#### Input data
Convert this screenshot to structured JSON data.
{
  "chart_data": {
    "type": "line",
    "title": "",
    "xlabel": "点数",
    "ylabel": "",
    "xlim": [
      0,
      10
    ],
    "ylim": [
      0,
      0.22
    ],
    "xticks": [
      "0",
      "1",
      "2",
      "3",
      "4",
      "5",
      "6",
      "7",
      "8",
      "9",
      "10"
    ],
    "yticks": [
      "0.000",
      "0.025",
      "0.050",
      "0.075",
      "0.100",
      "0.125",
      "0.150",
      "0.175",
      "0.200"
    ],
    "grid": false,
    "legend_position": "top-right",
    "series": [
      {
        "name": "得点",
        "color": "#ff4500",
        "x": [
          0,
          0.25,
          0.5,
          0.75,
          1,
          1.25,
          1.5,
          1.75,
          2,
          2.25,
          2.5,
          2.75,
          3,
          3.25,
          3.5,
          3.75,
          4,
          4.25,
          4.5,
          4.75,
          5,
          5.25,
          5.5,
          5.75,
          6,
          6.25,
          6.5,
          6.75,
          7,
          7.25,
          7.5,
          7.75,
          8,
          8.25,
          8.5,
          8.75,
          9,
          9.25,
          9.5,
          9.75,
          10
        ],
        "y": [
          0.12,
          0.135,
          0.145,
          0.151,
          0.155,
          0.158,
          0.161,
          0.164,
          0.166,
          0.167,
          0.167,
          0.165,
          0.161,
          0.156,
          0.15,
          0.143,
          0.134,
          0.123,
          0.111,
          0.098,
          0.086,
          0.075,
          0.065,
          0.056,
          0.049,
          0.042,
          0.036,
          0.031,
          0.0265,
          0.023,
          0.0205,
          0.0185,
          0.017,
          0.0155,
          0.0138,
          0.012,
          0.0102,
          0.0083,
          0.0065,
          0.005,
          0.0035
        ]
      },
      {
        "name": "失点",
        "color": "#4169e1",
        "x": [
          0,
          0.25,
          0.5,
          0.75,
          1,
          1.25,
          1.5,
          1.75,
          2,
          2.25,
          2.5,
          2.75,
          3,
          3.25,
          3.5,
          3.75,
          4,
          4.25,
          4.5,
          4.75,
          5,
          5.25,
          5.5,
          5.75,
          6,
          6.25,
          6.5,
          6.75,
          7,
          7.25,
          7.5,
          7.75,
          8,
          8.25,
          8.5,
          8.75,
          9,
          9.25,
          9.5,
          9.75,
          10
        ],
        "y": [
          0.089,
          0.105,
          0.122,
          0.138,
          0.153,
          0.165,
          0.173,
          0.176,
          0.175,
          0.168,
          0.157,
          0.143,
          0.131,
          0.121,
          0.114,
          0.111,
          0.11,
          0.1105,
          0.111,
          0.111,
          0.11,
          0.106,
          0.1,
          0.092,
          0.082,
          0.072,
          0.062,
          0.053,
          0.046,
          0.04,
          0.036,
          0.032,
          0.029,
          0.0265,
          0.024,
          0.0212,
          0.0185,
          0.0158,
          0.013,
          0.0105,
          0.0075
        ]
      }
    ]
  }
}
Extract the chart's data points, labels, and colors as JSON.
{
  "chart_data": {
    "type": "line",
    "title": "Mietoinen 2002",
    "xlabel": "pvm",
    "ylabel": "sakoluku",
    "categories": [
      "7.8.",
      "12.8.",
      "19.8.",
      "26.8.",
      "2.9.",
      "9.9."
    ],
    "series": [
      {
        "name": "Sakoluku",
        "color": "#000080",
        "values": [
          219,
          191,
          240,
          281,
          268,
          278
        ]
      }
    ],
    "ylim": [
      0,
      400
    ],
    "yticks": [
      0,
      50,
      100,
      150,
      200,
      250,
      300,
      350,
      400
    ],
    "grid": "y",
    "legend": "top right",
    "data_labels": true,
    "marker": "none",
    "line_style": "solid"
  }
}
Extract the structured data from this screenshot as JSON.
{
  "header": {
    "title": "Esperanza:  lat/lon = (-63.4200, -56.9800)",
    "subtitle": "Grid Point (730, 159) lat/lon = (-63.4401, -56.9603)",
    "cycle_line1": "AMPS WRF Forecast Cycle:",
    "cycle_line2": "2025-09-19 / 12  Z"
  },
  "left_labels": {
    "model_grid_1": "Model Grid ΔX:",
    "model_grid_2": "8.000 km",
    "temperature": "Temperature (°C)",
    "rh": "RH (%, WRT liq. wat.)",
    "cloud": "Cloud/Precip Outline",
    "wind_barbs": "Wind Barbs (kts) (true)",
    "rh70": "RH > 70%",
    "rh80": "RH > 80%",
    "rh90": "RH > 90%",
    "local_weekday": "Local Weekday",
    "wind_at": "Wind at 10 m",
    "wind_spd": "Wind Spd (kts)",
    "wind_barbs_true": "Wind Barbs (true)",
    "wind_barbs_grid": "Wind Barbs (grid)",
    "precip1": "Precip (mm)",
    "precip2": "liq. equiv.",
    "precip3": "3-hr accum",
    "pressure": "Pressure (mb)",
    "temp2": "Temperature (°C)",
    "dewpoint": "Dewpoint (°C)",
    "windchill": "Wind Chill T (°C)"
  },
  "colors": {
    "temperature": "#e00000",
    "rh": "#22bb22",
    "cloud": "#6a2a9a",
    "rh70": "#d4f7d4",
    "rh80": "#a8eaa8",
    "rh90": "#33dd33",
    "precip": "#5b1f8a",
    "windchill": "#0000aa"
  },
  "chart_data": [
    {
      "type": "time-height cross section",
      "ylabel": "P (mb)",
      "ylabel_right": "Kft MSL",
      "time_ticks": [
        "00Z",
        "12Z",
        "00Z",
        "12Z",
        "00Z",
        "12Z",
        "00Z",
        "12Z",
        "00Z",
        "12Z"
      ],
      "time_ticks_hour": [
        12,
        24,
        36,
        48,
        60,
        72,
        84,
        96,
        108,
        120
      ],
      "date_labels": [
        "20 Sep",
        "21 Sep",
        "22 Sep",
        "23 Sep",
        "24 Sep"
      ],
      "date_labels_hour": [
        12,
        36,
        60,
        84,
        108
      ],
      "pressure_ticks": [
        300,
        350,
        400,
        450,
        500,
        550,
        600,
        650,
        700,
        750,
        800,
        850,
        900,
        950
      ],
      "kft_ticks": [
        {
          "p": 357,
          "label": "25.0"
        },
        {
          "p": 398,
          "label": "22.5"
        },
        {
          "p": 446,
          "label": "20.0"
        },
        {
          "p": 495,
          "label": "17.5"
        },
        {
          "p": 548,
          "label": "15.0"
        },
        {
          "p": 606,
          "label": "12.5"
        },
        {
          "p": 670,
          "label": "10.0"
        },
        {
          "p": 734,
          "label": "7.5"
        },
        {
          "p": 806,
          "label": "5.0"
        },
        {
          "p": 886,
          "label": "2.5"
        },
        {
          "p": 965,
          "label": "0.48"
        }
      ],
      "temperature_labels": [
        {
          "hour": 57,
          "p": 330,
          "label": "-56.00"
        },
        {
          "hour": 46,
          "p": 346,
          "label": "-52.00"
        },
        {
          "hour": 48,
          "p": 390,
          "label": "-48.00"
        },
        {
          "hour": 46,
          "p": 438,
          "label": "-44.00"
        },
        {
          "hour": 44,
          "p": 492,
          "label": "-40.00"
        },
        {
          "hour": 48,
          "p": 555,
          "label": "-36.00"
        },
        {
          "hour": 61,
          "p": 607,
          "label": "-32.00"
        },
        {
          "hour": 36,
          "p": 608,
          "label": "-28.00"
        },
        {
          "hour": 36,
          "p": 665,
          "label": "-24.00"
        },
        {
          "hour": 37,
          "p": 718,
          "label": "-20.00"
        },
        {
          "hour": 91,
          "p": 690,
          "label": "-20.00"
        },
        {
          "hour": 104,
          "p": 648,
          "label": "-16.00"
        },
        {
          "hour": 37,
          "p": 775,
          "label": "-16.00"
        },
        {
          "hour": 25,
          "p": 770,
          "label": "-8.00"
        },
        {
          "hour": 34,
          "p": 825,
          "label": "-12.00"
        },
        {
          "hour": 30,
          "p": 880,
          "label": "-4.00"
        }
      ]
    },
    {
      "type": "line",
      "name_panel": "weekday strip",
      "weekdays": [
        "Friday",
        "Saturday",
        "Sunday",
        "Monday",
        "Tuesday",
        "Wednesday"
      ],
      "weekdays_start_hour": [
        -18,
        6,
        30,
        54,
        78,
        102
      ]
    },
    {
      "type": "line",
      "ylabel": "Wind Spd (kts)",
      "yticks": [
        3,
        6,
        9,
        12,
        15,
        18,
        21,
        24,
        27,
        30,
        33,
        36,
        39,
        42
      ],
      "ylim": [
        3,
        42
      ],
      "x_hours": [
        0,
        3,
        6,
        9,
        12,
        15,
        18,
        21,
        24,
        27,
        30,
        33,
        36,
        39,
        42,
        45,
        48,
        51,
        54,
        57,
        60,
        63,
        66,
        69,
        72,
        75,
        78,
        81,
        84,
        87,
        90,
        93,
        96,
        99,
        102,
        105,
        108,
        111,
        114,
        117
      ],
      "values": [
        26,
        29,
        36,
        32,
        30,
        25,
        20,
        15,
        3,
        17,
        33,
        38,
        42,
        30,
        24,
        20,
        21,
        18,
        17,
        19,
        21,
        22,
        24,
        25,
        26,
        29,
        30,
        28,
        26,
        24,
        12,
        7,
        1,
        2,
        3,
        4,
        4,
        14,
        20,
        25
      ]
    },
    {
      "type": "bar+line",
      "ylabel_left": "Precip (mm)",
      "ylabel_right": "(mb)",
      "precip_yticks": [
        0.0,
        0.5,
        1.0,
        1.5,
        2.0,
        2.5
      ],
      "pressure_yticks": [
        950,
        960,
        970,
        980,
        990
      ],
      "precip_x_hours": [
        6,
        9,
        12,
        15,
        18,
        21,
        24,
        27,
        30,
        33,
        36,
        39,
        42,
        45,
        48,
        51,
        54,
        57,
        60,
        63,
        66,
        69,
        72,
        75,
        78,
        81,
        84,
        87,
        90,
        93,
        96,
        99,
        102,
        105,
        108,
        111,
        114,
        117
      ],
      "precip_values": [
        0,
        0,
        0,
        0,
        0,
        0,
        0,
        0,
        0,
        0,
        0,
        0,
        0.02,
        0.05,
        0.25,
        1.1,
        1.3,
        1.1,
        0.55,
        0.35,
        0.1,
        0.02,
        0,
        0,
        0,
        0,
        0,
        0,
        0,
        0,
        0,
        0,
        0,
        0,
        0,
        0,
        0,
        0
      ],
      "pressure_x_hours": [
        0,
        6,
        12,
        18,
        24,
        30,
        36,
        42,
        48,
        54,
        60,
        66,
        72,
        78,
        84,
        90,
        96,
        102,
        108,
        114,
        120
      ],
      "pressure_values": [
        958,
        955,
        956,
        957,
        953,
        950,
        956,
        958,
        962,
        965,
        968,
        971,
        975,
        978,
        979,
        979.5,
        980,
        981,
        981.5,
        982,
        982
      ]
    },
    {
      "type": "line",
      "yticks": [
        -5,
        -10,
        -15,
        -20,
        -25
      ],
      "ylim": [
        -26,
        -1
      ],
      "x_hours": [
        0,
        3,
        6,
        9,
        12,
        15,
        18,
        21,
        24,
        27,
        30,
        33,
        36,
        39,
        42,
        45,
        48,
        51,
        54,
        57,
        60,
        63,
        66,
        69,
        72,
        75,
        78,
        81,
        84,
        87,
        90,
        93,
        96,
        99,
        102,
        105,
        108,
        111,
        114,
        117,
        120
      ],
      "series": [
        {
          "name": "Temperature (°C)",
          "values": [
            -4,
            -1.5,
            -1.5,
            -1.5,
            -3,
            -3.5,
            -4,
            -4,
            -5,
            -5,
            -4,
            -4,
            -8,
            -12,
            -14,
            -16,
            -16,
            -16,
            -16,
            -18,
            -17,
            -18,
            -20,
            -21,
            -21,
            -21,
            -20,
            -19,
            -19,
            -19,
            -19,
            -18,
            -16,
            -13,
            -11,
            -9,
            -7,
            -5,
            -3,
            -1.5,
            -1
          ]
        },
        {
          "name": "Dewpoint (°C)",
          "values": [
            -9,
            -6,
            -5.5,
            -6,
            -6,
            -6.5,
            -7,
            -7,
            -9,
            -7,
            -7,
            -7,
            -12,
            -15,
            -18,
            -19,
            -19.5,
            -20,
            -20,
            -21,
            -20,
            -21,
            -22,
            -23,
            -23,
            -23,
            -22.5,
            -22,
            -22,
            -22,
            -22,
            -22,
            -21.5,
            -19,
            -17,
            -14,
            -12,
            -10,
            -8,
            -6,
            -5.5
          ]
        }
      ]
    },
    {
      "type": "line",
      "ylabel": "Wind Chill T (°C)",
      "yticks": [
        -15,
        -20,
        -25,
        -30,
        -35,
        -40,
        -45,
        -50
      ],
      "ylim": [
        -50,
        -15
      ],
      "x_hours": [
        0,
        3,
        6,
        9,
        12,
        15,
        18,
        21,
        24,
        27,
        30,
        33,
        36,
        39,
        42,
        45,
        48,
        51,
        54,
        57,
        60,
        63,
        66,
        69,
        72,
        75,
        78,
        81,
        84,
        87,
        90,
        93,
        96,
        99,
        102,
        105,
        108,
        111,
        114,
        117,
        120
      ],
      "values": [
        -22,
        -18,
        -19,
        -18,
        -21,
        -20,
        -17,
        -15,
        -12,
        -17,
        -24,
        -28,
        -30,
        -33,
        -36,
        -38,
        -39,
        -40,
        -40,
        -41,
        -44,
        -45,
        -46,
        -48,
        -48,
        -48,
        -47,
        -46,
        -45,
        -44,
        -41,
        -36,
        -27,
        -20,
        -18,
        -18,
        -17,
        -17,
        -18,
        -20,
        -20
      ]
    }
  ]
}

#### Brief
Report only how many lines of the listing hold the word "JSON".

#### Task response
3